> **What this task involves**
Pull every line that holds the word "move" from the entries.

> **Data extract**

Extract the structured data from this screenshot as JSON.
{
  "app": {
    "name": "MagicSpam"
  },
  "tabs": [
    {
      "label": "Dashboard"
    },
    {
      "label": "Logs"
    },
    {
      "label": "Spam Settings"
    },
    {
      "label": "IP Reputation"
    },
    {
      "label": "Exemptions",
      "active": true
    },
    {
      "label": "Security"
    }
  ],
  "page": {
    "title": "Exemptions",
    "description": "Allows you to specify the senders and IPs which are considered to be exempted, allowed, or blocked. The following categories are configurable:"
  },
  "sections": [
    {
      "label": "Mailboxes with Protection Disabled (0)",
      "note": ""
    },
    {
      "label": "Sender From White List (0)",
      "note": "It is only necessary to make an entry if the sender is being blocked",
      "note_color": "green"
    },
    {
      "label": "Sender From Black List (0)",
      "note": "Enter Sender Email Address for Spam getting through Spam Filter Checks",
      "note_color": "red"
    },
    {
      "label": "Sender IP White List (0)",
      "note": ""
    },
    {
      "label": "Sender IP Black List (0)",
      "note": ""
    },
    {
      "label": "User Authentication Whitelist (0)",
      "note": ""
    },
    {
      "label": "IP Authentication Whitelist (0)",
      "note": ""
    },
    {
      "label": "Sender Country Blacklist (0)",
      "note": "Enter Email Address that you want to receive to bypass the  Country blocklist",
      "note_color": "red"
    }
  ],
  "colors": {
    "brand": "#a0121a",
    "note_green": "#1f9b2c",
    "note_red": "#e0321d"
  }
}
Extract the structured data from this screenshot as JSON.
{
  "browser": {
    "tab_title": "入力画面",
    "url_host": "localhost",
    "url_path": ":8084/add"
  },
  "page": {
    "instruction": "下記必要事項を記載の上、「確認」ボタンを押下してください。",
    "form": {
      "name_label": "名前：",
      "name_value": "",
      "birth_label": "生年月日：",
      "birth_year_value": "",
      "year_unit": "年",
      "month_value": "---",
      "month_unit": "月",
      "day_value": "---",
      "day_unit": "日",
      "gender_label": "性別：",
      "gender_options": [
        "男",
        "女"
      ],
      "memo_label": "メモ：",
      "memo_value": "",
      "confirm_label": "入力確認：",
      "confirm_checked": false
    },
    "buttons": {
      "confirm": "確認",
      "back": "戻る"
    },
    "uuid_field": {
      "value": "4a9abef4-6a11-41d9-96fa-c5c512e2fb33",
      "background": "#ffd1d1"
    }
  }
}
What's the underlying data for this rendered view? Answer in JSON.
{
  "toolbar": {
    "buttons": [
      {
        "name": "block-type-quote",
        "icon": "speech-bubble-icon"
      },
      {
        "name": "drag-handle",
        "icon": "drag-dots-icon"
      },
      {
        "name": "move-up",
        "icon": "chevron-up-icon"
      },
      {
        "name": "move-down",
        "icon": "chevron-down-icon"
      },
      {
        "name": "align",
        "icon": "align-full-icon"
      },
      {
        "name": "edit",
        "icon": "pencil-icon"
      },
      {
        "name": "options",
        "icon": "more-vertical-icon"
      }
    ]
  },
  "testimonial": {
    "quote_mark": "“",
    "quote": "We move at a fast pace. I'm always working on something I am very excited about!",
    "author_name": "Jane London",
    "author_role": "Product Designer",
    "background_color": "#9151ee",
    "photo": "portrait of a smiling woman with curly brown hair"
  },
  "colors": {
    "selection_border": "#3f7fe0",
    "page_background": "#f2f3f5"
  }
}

> **Completed exercise**
        "name": "move-up",
        "name": "move-down",
    "quote": "We move at a fast pace. I'm always working on something I am very excited about!",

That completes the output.